▶ **Extracted information**:
⁂

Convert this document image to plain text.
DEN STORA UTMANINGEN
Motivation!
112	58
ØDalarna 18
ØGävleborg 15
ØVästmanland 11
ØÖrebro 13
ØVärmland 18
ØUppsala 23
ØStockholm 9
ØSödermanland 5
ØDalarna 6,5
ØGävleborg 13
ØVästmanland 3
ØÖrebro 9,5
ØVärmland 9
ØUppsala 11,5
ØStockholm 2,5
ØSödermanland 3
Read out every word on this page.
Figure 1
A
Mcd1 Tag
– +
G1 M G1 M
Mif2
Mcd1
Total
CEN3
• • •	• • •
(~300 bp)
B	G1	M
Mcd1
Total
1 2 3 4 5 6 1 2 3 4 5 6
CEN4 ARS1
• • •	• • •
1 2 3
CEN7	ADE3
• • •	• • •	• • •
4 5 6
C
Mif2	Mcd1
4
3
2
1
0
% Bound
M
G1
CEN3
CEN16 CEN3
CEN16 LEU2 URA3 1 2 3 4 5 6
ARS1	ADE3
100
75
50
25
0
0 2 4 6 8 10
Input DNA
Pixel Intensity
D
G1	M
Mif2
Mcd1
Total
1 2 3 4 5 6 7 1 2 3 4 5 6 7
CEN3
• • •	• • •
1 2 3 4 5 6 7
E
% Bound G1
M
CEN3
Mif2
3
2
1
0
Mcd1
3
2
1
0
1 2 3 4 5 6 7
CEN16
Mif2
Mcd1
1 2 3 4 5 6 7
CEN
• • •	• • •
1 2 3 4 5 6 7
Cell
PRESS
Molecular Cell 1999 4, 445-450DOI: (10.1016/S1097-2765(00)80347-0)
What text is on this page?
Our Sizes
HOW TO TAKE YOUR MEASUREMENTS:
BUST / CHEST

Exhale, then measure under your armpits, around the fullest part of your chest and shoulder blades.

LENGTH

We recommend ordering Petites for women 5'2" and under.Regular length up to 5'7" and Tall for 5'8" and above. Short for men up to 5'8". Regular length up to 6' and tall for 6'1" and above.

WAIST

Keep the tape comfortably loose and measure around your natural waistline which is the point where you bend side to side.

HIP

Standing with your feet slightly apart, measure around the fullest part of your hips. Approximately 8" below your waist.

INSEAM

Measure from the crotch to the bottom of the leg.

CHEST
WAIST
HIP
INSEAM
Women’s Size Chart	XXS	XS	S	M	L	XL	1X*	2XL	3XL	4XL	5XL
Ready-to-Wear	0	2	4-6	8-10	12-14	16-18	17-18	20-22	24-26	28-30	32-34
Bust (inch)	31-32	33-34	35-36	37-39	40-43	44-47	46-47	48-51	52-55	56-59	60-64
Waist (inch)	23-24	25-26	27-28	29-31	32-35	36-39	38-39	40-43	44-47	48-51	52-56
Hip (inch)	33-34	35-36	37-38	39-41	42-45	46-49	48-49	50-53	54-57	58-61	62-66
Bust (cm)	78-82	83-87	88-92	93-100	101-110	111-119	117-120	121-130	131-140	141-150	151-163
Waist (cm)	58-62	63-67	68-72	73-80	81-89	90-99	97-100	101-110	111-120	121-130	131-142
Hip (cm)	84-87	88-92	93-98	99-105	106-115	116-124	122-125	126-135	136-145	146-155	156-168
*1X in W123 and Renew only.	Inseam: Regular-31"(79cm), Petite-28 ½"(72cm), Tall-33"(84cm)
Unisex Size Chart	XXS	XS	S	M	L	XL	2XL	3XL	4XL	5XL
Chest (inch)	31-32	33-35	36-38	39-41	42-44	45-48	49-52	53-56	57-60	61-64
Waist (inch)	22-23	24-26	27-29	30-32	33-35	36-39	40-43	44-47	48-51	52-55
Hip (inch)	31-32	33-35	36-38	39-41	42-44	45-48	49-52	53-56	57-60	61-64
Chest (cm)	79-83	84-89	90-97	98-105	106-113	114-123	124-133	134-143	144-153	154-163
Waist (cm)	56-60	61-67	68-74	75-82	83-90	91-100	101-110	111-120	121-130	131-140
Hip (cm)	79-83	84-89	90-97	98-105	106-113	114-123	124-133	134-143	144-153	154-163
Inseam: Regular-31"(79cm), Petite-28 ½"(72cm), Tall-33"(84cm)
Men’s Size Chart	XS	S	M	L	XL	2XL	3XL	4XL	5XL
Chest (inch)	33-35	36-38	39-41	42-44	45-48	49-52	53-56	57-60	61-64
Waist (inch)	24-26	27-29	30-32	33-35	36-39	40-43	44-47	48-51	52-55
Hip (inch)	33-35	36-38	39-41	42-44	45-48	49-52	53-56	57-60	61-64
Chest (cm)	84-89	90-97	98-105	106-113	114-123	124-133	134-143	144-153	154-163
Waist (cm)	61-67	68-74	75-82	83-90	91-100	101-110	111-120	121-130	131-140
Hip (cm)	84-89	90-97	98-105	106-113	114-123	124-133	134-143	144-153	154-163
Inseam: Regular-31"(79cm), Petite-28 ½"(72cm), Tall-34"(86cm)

⁂

▶ **Task description**: Extract the full listing and reproduce each line exactly.

▶ **Complete answer**:
Convert this document image to plain text.
DEN STORA UTMANINGEN
Motivation!
112	58
ØDalarna 18
ØGävleborg 15
ØVästmanland 11
ØÖrebro 13
ØVärmland 18
ØUppsala 23
ØStockholm 9
ØSödermanland 5
ØDalarna 6,5
ØGävleborg 13
ØVästmanland 3
ØÖrebro 9,5
ØVärmland 9
ØUppsala 11,5
ØStockholm 2,5
ØSödermanland 3
Read out every word on this page.
Figure 1
A
Mcd1 Tag
– +
G1 M G1 M
Mif2
Mcd1
Total
CEN3
• • •	• • •
(~300 bp)
B	G1	M
Mcd1
Total
1 2 3 4 5 6 1 2 3 4 5 6
CEN4 ARS1
• • •	• • •
1 2 3
CEN7	ADE3
• • •	• • •	• • •
4 5 6
C
Mif2	Mcd1
4
3
2
1
0
% Bound
M
G1
CEN3
CEN16 CEN3
CEN16 LEU2 URA3 1 2 3 4 5 6
ARS1	ADE3
100
75
50
25
0
0 2 4 6 8 10
Input DNA
Pixel Intensity
D
G1	M
Mif2
Mcd1
Total
1 2 3 4 5 6 7 1 2 3 4 5 6 7
CEN3
• • •	• • •
1 2 3 4 5 6 7
E
% Bound G1
M
CEN3
Mif2
3
2
1
0
Mcd1
3
2
1
0
1 2 3 4 5 6 7
CEN16
Mif2
Mcd1
1 2 3 4 5 6 7
CEN
• • •	• • •
1 2 3 4 5 6 7
Cell
PRESS
Molecular Cell 1999 4, 445-450DOI: (10.1016/S1097-2765(00)80347-0)
What text is on this page?
Our Sizes
HOW TO TAKE YOUR MEASUREMENTS:
BUST / CHEST

Exhale, then measure under your armpits, around the fullest part of your chest and shoulder blades.

LENGTH

We recommend ordering Petites for women 5'2" and under.Regular length up to 5'7" and Tall for 5'8" and above. Short for men up to 5'8". Regular length up to 6' and tall for 6'1" and above.

WAIST

Keep the tape comfortably loose and measure around your natural waistline which is the point where you bend side to side.

HIP

Standing with your feet slightly apart, measure around the fullest part of your hips. Approximately 8" below your waist.

INSEAM

Measure from the crotch to the bottom of the leg.

CHEST
WAIST
HIP
INSEAM
Women’s Size Chart	XXS	XS	S	M	L	XL	1X*	2XL	3XL	4XL	5XL
Ready-to-Wear	0	2	4-6	8-10	12-14	16-18	17-18	20-22	24-26	28-30	32-34
Bust (inch)	31-32	33-34	35-36	37-39	40-43	44-47	46-47	48-51	52-55	56-59	60-64
Waist (inch)	23-24	25-26	27-28	29-31	32-35	36-39	38-39	40-43	44-47	48-51	52-56
Hip (inch)	33-34	35-36	37-38	39-41	42-45	46-49	48-49	50-53	54-57	58-61	62-66
Bust (cm)	78-82	83-87	88-92	93-100	101-110	111-119	117-120	121-130	131-140	141-150	151-163
Waist (cm)	58-62	63-67	68-72	73-80	81-89	90-99	97-100	101-110	111-120	121-130	131-142
Hip (cm)	84-87	88-92	93-98	99-105	106-115	116-124	122-125	126-135	136-145	146-155	156-168
*1X in W123 and Renew only.	Inseam: Regular-31"(79cm), Petite-28 ½"(72cm), Tall-33"(84cm)
Unisex Size Chart	XXS	XS	S	M	L	XL	2XL	3XL	4XL	5XL
Chest (inch)	31-32	33-35	36-38	39-41	42-44	45-48	49-52	53-56	57-60	61-64
Waist (inch)	22-23	24-26	27-29	30-32	33-35	36-39	40-43	44-47	48-51	52-55
Hip (inch)	31-32	33-35	36-38	39-41	42-44	45-48	49-52	53-56	57-60	61-64
Chest (cm)	79-83	84-89	90-97	98-105	106-113	114-123	124-133	134-143	144-153	154-163
Waist (cm)	56-60	61-67	68-74	75-82	83-90	91-100	101-110	111-120	121-130	131-140
Hip (cm)	79-83	84-89	90-97	98-105	106-113	114-123	124-133	134-143	144-153	154-163
Inseam: Regular-31"(79cm), Petite-28 ½"(72cm), Tall-33"(84cm)
Men’s Size Chart	XS	S	M	L	XL	2XL	3XL	4XL	5XL
Chest (inch)	33-35	36-38	39-41	42-44	45-48	49-52	53-56	57-60	61-64
Waist (inch)	24-26	27-29	30-32	33-35	36-39	40-43	44-47	48-51	52-55
Hip (inch)	33-35	36-38	39-41	42-44	45-48	49-52	53-56	57-60	61-64
Chest (cm)	84-89	90-97	98-105	106-113	114-123	124-133	134-143	144-153	154-163
Waist (cm)	61-67	68-74	75-82	83-90	91-100	101-110	111-120	121-130	131-140
Hip (cm)	84-89	90-97	98-105	106-113	114-123	124-133	134-143	144-153	154-163
Inseam: Regular-31"(79cm), Petite-28 ½"(72cm), Tall-34"(86cm)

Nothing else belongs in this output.